> **Task to carry out**
Write out the records again, exactly, leaving none out.

[START OF Material supplied]

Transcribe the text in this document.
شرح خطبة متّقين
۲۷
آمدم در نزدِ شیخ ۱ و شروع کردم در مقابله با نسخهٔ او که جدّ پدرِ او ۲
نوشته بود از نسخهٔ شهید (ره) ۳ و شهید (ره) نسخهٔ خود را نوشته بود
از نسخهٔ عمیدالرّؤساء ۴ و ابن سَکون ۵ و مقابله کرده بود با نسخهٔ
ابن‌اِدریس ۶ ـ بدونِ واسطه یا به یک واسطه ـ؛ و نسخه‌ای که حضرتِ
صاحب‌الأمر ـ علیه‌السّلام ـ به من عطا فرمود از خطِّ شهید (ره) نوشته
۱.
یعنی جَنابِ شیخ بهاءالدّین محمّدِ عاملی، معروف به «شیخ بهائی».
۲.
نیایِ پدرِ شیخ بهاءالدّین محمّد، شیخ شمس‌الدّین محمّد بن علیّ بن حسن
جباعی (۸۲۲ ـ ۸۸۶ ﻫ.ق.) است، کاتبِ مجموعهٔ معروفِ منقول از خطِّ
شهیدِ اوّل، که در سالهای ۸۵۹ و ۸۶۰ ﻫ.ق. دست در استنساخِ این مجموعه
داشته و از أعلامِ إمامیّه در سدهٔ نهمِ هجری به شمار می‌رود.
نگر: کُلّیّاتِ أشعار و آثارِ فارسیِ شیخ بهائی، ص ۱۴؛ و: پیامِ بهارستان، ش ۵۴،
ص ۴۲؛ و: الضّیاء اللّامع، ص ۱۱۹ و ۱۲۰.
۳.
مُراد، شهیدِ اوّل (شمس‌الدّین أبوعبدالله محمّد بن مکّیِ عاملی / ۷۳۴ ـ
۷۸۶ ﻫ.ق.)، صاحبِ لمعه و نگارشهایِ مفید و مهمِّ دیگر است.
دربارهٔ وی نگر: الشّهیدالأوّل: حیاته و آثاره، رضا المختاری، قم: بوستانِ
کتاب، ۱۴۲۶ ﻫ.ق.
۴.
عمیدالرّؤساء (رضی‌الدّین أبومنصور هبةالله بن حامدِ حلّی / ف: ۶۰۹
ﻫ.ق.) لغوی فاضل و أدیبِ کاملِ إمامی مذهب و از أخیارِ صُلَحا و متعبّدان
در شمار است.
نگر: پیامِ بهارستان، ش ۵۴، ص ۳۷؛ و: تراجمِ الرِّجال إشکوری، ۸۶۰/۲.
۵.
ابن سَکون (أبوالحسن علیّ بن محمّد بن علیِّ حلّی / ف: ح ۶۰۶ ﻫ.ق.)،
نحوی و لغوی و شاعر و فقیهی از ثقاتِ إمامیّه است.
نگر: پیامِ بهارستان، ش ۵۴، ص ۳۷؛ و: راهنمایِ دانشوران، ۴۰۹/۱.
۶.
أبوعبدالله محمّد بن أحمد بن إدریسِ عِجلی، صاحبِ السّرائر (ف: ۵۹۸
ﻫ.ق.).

[END OF Material supplied]

> **Complete output**
Transcribe the text in this document.
شرح خطبة متّقين
۲۷
آمدم در نزدِ شیخ ۱ و شروع کردم در مقابله با نسخهٔ او که جدّ پدرِ او ۲
نوشته بود از نسخهٔ شهید (ره) ۳ و شهید (ره) نسخهٔ خود را نوشته بود
از نسخهٔ عمیدالرّؤساء ۴ و ابن سَکون ۵ و مقابله کرده بود با نسخهٔ
ابن‌اِدریس ۶ ـ بدونِ واسطه یا به یک واسطه ـ؛ و نسخه‌ای که حضرتِ
صاحب‌الأمر ـ علیه‌السّلام ـ به من عطا فرمود از خطِّ شهید (ره) نوشته
۱.
یعنی جَنابِ شیخ بهاءالدّین محمّدِ عاملی، معروف به «شیخ بهائی».
۲.
نیایِ پدرِ شیخ بهاءالدّین محمّد، شیخ شمس‌الدّین محمّد بن علیّ بن حسن
جباعی (۸۲۲ ـ ۸۸۶ ﻫ.ق.) است، کاتبِ مجموعهٔ معروفِ منقول از خطِّ
شهیدِ اوّل، که در سالهای ۸۵۹ و ۸۶۰ ﻫ.ق. دست در استنساخِ این مجموعه
داشته و از أعلامِ إمامیّه در سدهٔ نهمِ هجری به شمار می‌رود.
نگر: کُلّیّاتِ أشعار و آثارِ فارسیِ شیخ بهائی، ص ۱۴؛ و: پیامِ بهارستان، ش ۵۴،
ص ۴۲؛ و: الضّیاء اللّامع، ص ۱۱۹ و ۱۲۰.
۳.
مُراد، شهیدِ اوّل (شمس‌الدّین أبوعبدالله محمّد بن مکّیِ عاملی / ۷۳۴ ـ
۷۸۶ ﻫ.ق.)، صاحبِ لمعه و نگارشهایِ مفید و مهمِّ دیگر است.
دربارهٔ وی نگر: الشّهیدالأوّل: حیاته و آثاره، رضا المختاری، قم: بوستانِ
کتاب، ۱۴۲۶ ﻫ.ق.
۴.
عمیدالرّؤساء (رضی‌الدّین أبومنصور هبةالله بن حامدِ حلّی / ف: ۶۰۹
ﻫ.ق.) لغوی فاضل و أدیبِ کاملِ إمامی مذهب و از أخیارِ صُلَحا و متعبّدان
در شمار است.
نگر: پیامِ بهارستان، ش ۵۴، ص ۳۷؛ و: تراجمِ الرِّجال إشکوری، ۸۶۰/۲.
۵.
ابن سَکون (أبوالحسن علیّ بن محمّد بن علیِّ حلّی / ف: ح ۶۰۶ ﻫ.ق.)،
نحوی و لغوی و شاعر و فقیهی از ثقاتِ إمامیّه است.
نگر: پیامِ بهارستان، ش ۵۴، ص ۳۷؛ و: راهنمایِ دانشوران، ۴۰۹/۱.
۶.
أبوعبدالله محمّد بن أحمد بن إدریسِ عِجلی، صاحبِ السّرائر (ف: ۵۹۸
ﻫ.ق.).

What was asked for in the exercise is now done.